● **原始数据**:
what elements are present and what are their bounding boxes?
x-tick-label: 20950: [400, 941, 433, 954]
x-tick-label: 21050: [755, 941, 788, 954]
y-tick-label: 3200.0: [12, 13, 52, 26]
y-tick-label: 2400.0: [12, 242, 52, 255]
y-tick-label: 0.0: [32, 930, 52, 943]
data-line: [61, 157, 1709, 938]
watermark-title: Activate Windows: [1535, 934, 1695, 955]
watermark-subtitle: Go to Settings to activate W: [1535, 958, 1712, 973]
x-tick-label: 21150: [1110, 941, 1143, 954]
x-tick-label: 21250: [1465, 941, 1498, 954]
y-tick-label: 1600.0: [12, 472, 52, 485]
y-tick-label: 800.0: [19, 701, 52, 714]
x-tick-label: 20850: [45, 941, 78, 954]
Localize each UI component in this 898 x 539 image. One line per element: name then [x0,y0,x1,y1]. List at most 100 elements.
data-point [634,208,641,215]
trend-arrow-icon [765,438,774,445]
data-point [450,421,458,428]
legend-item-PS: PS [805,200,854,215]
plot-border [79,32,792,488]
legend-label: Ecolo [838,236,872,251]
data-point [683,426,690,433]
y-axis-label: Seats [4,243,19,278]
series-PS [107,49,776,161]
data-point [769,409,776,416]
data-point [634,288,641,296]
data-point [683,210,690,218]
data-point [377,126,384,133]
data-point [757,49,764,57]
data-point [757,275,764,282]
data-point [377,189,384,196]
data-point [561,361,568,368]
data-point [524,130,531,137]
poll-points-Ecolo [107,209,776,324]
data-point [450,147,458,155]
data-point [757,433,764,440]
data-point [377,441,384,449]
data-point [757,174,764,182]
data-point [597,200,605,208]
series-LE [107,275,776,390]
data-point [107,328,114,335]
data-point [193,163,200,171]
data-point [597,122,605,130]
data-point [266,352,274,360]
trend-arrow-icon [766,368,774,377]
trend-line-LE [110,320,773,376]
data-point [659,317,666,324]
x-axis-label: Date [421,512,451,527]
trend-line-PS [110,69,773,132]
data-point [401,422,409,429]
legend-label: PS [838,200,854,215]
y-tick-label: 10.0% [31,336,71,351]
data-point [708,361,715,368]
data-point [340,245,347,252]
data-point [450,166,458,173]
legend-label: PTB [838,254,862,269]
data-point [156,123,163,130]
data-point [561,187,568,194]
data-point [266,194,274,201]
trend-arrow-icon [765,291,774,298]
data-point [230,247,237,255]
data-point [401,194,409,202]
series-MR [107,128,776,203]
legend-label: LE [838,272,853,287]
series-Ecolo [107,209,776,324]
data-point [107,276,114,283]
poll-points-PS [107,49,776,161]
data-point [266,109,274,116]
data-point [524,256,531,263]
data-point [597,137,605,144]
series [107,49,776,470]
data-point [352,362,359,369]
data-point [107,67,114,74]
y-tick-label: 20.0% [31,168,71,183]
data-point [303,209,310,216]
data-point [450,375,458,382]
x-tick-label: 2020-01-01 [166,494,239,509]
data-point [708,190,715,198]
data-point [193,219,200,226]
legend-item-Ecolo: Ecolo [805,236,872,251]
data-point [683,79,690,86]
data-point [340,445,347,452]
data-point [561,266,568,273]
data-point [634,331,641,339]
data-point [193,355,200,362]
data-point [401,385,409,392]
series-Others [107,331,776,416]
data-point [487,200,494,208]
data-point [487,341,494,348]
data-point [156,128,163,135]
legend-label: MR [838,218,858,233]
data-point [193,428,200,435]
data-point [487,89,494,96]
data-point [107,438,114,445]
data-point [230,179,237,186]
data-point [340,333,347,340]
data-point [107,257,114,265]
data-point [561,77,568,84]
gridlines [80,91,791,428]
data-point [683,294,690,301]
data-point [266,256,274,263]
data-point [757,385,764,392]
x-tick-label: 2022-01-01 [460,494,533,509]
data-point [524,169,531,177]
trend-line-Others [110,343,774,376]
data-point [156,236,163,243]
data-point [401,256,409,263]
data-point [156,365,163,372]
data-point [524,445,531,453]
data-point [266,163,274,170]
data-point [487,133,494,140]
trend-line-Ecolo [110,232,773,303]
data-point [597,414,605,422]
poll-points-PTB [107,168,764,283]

● **练习说明**: 将以上各条记录逐行照录，一字不改。

● **作答**:
what elements are present and what are their bounding boxes?
x-tick-label: 20950: [400, 941, 433, 954]
x-tick-label: 21050: [755, 941, 788, 954]
y-tick-label: 3200.0: [12, 13, 52, 26]
y-tick-label: 2400.0: [12, 242, 52, 255]
y-tick-label: 0.0: [32, 930, 52, 943]
data-line: [61, 157, 1709, 938]
watermark-title: Activate Windows: [1535, 934, 1695, 955]
watermark-subtitle: Go to Settings to activate W: [1535, 958, 1712, 973]
x-tick-label: 21150: [1110, 941, 1143, 954]
x-tick-label: 21250: [1465, 941, 1498, 954]
y-tick-label: 1600.0: [12, 472, 52, 485]
y-tick-label: 800.0: [19, 701, 52, 714]
x-tick-label: 20850: [45, 941, 78, 954]
Localize each UI component in this 898 x 539 image. One line per element: name then [x0,y0,x1,y1]. List at most 100 elements.
data-point [634,208,641,215]
trend-arrow-icon [765,438,774,445]
data-point [450,421,458,428]
legend-item-PS: PS [805,200,854,215]
plot-border [79,32,792,488]
legend-label: Ecolo [838,236,872,251]
data-point [683,426,690,433]
y-axis-label: Seats [4,243,19,278]
series-PS [107,49,776,161]
data-point [769,409,776,416]
data-point [634,288,641,296]
data-point [683,210,690,218]
data-point [377,126,384,133]
data-point [757,49,764,57]
data-point [757,275,764,282]
data-point [377,189,384,196]
data-point [561,361,568,368]
data-point [524,130,531,137]
poll-points-Ecolo [107,209,776,324]
data-point [450,147,458,155]
data-point [757,433,764,440]
data-point [377,441,384,449]
data-point [757,174,764,182]
data-point [597,200,605,208]
series-LE [107,275,776,390]
data-point [107,328,114,335]
data-point [193,163,200,171]
data-point [597,122,605,130]
data-point [266,352,274,360]
trend-arrow-icon [766,368,774,377]
trend-line-LE [110,320,773,376]
data-point [659,317,666,324]
x-axis-label: Date [421,512,451,527]
trend-line-PS [110,69,773,132]
data-point [401,422,409,429]
legend-label: PS [838,200,854,215]
y-tick-label: 10.0% [31,336,71,351]
data-point [708,361,715,368]
data-point [340,245,347,252]
data-point [450,166,458,173]
legend-label: PTB [838,254,862,269]
data-point [156,123,163,130]
data-point [561,187,568,194]
data-point [266,194,274,201]
trend-arrow-icon [765,291,774,298]
data-point [230,247,237,255]
data-point [401,194,409,202]
series-MR [107,128,776,203]
legend-label: LE [838,272,853,287]
series-Ecolo [107,209,776,324]
data-point [107,276,114,283]
poll-points-PS [107,49,776,161]
data-point [266,109,274,116]
data-point [524,256,531,263]
data-point [597,137,605,144]
series [107,49,776,470]
data-point [352,362,359,369]
data-point [107,67,114,74]
y-tick-label: 20.0% [31,168,71,183]
data-point [303,209,310,216]
data-point [450,375,458,382]
x-tick-label: 2020-01-01 [166,494,239,509]
data-point [708,190,715,198]
data-point [193,219,200,226]
legend-item-Ecolo: Ecolo [805,236,872,251]
data-point [683,79,690,86]
data-point [340,445,347,452]
data-point [561,266,568,273]
data-point [634,331,641,339]
data-point [193,355,200,362]
data-point [401,385,409,392]
series-Others [107,331,776,416]
data-point [487,200,494,208]
data-point [487,341,494,348]
data-point [156,128,163,135]
legend-label: MR [838,218,858,233]
data-point [193,428,200,435]
data-point [487,89,494,96]
data-point [107,438,114,445]
data-point [230,179,237,186]
data-point [340,333,347,340]
data-point [107,257,114,265]
data-point [561,77,568,84]
gridlines [80,91,791,428]
data-point [683,294,690,301]
data-point [266,256,274,263]
data-point [757,385,764,392]
x-tick-label: 2022-01-01 [460,494,533,509]
data-point [524,169,531,177]
trend-line-Others [110,343,774,376]
data-point [156,236,163,243]
data-point [401,256,409,263]
data-point [156,365,163,372]
data-point [524,445,531,453]
data-point [266,163,274,170]
data-point [487,133,494,140]
trend-line-Ecolo [110,232,773,303]
data-point [597,414,605,422]
poll-points-PTB [107,168,764,283]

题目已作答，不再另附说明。